··· Input material ···

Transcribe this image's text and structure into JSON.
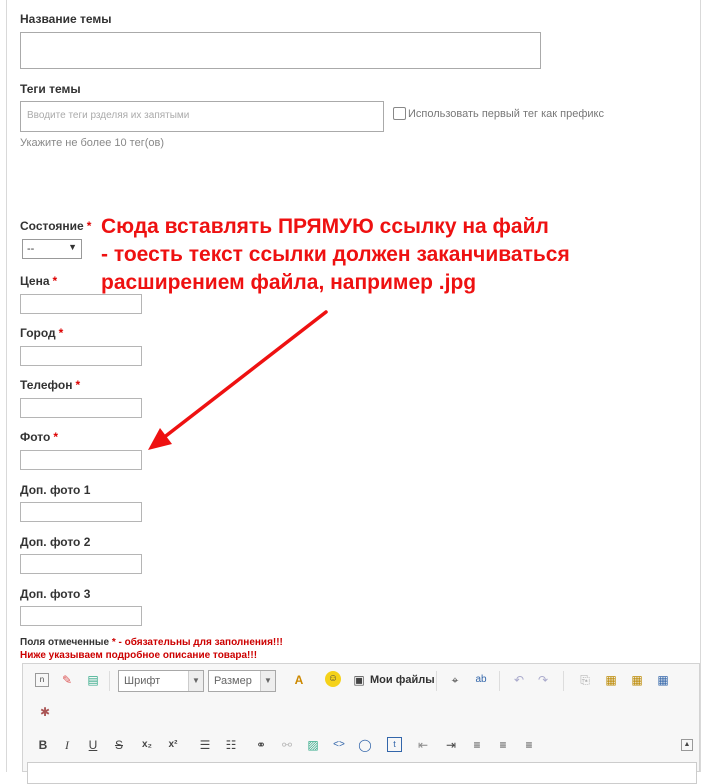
{
  "form": {
    "topic_title_label": "Название темы",
    "tags_label": "Теги темы",
    "tags_placeholder": "Вводите теги рзделяя их запятыми",
    "prefix_checkbox_label": "Использовать первый тег как префикс",
    "tags_hint": "Укажите не более 10 тег(ов)",
    "condition_label": "Состояние",
    "condition_value": "--",
    "required_mark": "*",
    "fields": [
      {
        "label": "Цена",
        "required": true
      },
      {
        "label": "Город",
        "required": true
      },
      {
        "label": "Телефон",
        "required": true
      },
      {
        "label": "Фото",
        "required": true
      },
      {
        "label": "Доп. фото 1",
        "required": false
      },
      {
        "label": "Доп. фото 2",
        "required": false
      },
      {
        "label": "Доп. фото 3",
        "required": false
      }
    ],
    "required_note_prefix": "Поля отмеченные",
    "required_note_suffix": " - обязательны для заполнения!!!",
    "description_note": "Ниже указываем подробное описание товара!!!"
  },
  "annotation": {
    "line1": "Сюда вставлять ПРЯМУЮ ссылку на файл",
    "line2": "- тоесть текст ссылки должен заканчиваться",
    "line3": "расширением файла, например .jpg",
    "color": "#ee1111"
  },
  "editor": {
    "font_combo": "Шрифт",
    "size_combo": "Размер",
    "my_files_label": "Мои файлы",
    "format_buttons": [
      "B",
      "I",
      "U",
      "S"
    ]
  }
}
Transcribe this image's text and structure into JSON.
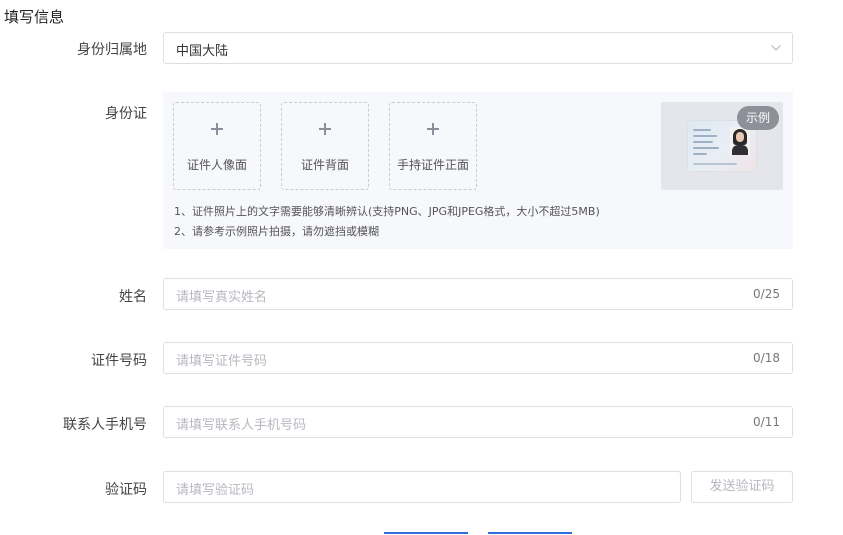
{
  "form": {
    "title": "填写信息",
    "region": {
      "label": "身份归属地",
      "value": "中国大陆"
    },
    "id_card": {
      "label": "身份证",
      "upload_slots": [
        {
          "label": "证件人像面"
        },
        {
          "label": "证件背面"
        },
        {
          "label": "手持证件正面"
        }
      ],
      "notes": [
        "1、证件照片上的文字需要能够清晰辨认(支持PNG、JPG和JPEG格式，大小不超过5MB)",
        "2、请参考示例照片拍摄，请勿遮挡或模糊"
      ],
      "example_badge": "示例"
    },
    "name": {
      "label": "姓名",
      "placeholder": "请填写真实姓名",
      "counter": "0/25"
    },
    "id_number": {
      "label": "证件号码",
      "placeholder": "请填写证件号码",
      "counter": "0/18"
    },
    "phone": {
      "label": "联系人手机号",
      "placeholder": "请填写联系人手机号码",
      "counter": "0/11"
    },
    "verify_code": {
      "label": "验证码",
      "placeholder": "请填写验证码",
      "send_button": "发送验证码"
    }
  },
  "colors": {
    "accent": "#2f6fe0",
    "border": "#dcdfe6",
    "placeholder": "#b5b8bf",
    "panel_bg": "#f7f8fc"
  }
}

···

> [Given task]:
Set down the lines of the records above exactly, apart from the pictures.

> [Written solution]:
Transcribe this image's text and structure into JSON.
{
  "form": {
    "topic_title_label": "Название темы",
    "tags_label": "Теги темы",
    "tags_placeholder": "Вводите теги рзделяя их запятыми",
    "prefix_checkbox_label": "Использовать первый тег как префикс",
    "tags_hint": "Укажите не более 10 тег(ов)",
    "condition_label": "Состояние",
    "condition_value": "--",
    "required_mark": "*",
    "fields": [
      {
        "label": "Цена",
        "required": true
      },
      {
        "label": "Город",
        "required": true
      },
      {
        "label": "Телефон",
        "required": true
      },
      {
        "label": "Фото",
        "required": true
      },
      {
        "label": "Доп. фото 1",
        "required": false
      },
      {
        "label": "Доп. фото 2",
        "required": false
      },
      {
        "label": "Доп. фото 3",
        "required": false
      }
    ],
    "required_note_prefix": "Поля отмеченные",
    "required_note_suffix": " - обязательны для заполнения!!!",
    "description_note": "Ниже указываем подробное описание товара!!!"
  },
  "annotation": {
    "line1": "Сюда вставлять ПРЯМУЮ ссылку на файл",
    "line2": "- тоесть текст ссылки должен заканчиваться",
    "line3": "расширением файла, например .jpg",
    "color": "#ee1111"
  },
  "editor": {
    "font_combo": "Шрифт",
    "size_combo": "Размер",
    "my_files_label": "Мои файлы",
    "format_buttons": [
      "B",
      "I",
      "U",
      "S"
    ]
  }
}
Transcribe this image's text and structure into JSON.
{
  "form": {
    "title": "填写信息",
    "region": {
      "label": "身份归属地",
      "value": "中国大陆"
    },
    "id_card": {
      "label": "身份证",
      "upload_slots": [
        {
          "label": "证件人像面"
        },
        {
          "label": "证件背面"
        },
        {
          "label": "手持证件正面"
        }
      ],
      "notes": [
        "1、证件照片上的文字需要能够清晰辨认(支持PNG、JPG和JPEG格式，大小不超过5MB)",
        "2、请参考示例照片拍摄，请勿遮挡或模糊"
      ],
      "example_badge": "示例"
    },
    "name": {
      "label": "姓名",
      "placeholder": "请填写真实姓名",
      "counter": "0/25"
    },
    "id_number": {
      "label": "证件号码",
      "placeholder": "请填写证件号码",
      "counter": "0/18"
    },
    "phone": {
      "label": "联系人手机号",
      "placeholder": "请填写联系人手机号码",
      "counter": "0/11"
    },
    "verify_code": {
      "label": "验证码",
      "placeholder": "请填写验证码",
      "send_button": "发送验证码"
    }
  },
  "colors": {
    "accent": "#2f6fe0",
    "border": "#dcdfe6",
    "placeholder": "#b5b8bf",
    "panel_bg": "#f7f8fc"
  }
}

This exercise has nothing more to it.